§ **PROBLEM REQUIREMENTS**
Return all of the data exactly, with nothing left out but the pictures.
==== INPUT MATERIAL
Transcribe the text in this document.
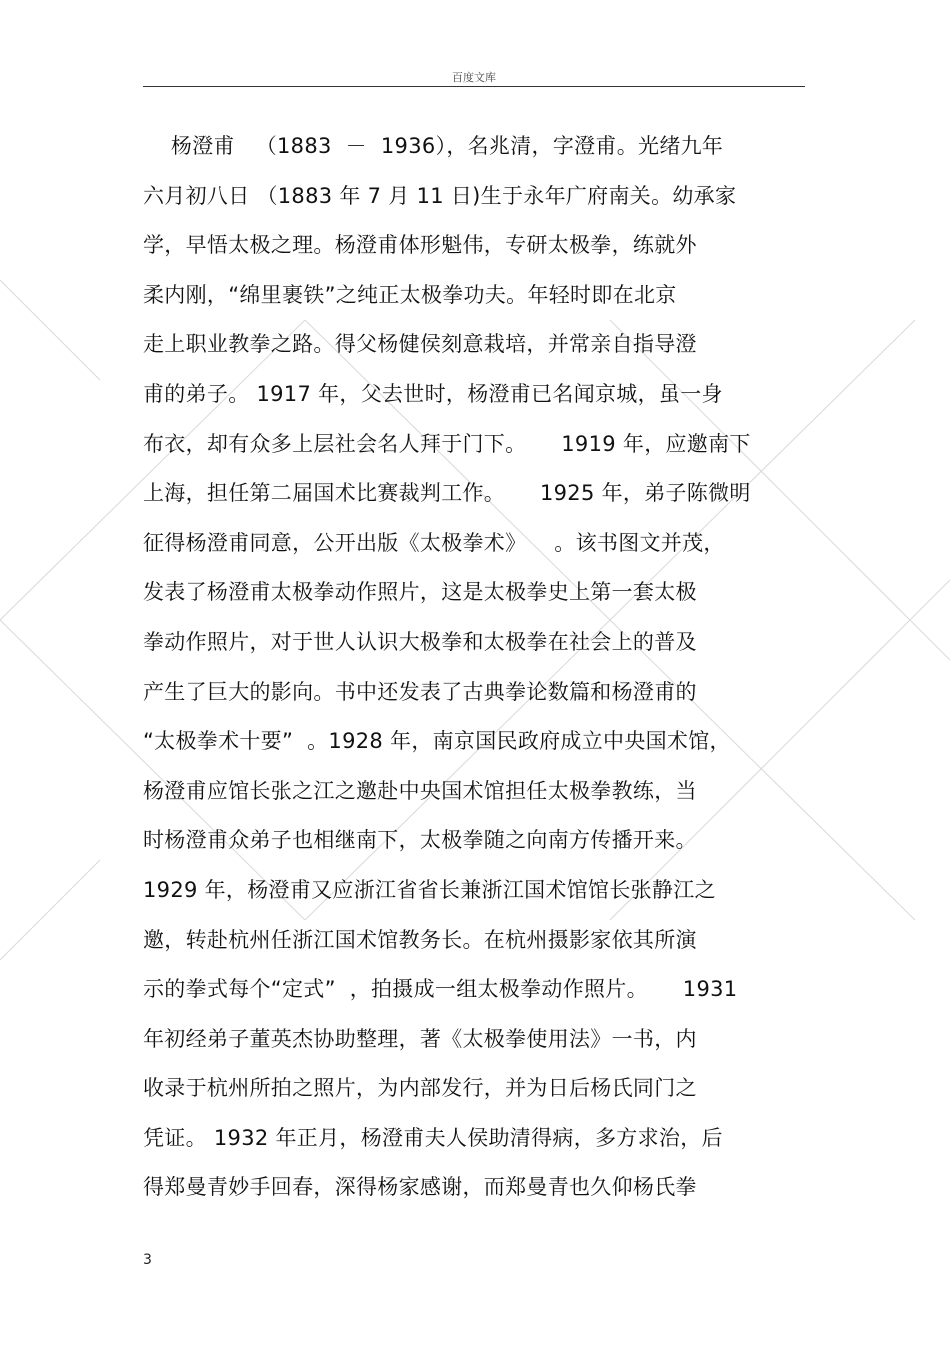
百度文库
杨澄甫   （1883  －  1936），名兆清，字澄甫。光绪九年
六月初八日 （1883 年 7 月 11 日)生于永年广府南关。幼承家
学，早悟太极之理。杨澄甫体形魁伟，专研太极拳，练就外
柔内刚，“绵里裹铁”之纯正太极拳功夫。年轻时即在北京
走上职业教拳之路。得父杨健侯刻意栽培，并常亲自指导澄
甫的弟子。 1917 年，父去世时，杨澄甫已名闻京城，虽一身
布衣，却有众多上层社会名人拜于门下。     1919 年，应邀南下
上海，担任第二届国术比赛裁判工作。     1925 年，弟子陈微明
征得杨澄甫同意，公开出版《太极拳术》    。该书图文并茂，
发表了杨澄甫太极拳动作照片，这是太极拳史上第一套太极
拳动作照片，对于世人认识大极拳和太极拳在社会上的普及
产生了巨大的影向。书中还发表了古典拳论数篇和杨澄甫的
“太极拳术十要”  。1928 年，南京国民政府成立中央国术馆，
杨澄甫应馆长张之江之邀赴中央国术馆担任太极拳教练，当
时杨澄甫众弟子也相继南下，太极拳随之向南方传播开来。
1929 年，杨澄甫又应浙江省省长兼浙江国术馆馆长张静江之
邀，转赴杭州任浙江国术馆教务长。在杭州摄影家依其所演
示的拳式每个“定式”  ，拍摄成一组太极拳动作照片。     1931
年初经弟子董英杰协助整理，著《太极拳使用法》一书，内
收录于杭州所拍之照片，为内部发行，并为日后杨氏同门之
凭证。 1932 年正月，杨澄甫夫人侯助清得病，多方求治，后
得郑曼青妙手回春，深得杨家感谢，而郑曼青也久仰杨氏拳
3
========
§ **THE RESULT**
Transcribe the text in this document.
百度文库
杨澄甫   （1883  －  1936），名兆清，字澄甫。光绪九年
六月初八日 （1883 年 7 月 11 日)生于永年广府南关。幼承家
学，早悟太极之理。杨澄甫体形魁伟，专研太极拳，练就外
柔内刚，“绵里裹铁”之纯正太极拳功夫。年轻时即在北京
走上职业教拳之路。得父杨健侯刻意栽培，并常亲自指导澄
甫的弟子。 1917 年，父去世时，杨澄甫已名闻京城，虽一身
布衣，却有众多上层社会名人拜于门下。     1919 年，应邀南下
上海，担任第二届国术比赛裁判工作。     1925 年，弟子陈微明
征得杨澄甫同意，公开出版《太极拳术》    。该书图文并茂，
发表了杨澄甫太极拳动作照片，这是太极拳史上第一套太极
拳动作照片，对于世人认识大极拳和太极拳在社会上的普及
产生了巨大的影向。书中还发表了古典拳论数篇和杨澄甫的
“太极拳术十要”  。1928 年，南京国民政府成立中央国术馆，
杨澄甫应馆长张之江之邀赴中央国术馆担任太极拳教练，当
时杨澄甫众弟子也相继南下，太极拳随之向南方传播开来。
1929 年，杨澄甫又应浙江省省长兼浙江国术馆馆长张静江之
邀，转赴杭州任浙江国术馆教务长。在杭州摄影家依其所演
示的拳式每个“定式”  ，拍摄成一组太极拳动作照片。     1931
年初经弟子董英杰协助整理，著《太极拳使用法》一书，内
收录于杭州所拍之照片，为内部发行，并为日后杨氏同门之
凭证。 1932 年正月，杨澄甫夫人侯助清得病，多方求治，后
得郑曼青妙手回春，深得杨家感谢，而郑曼青也久仰杨氏拳
3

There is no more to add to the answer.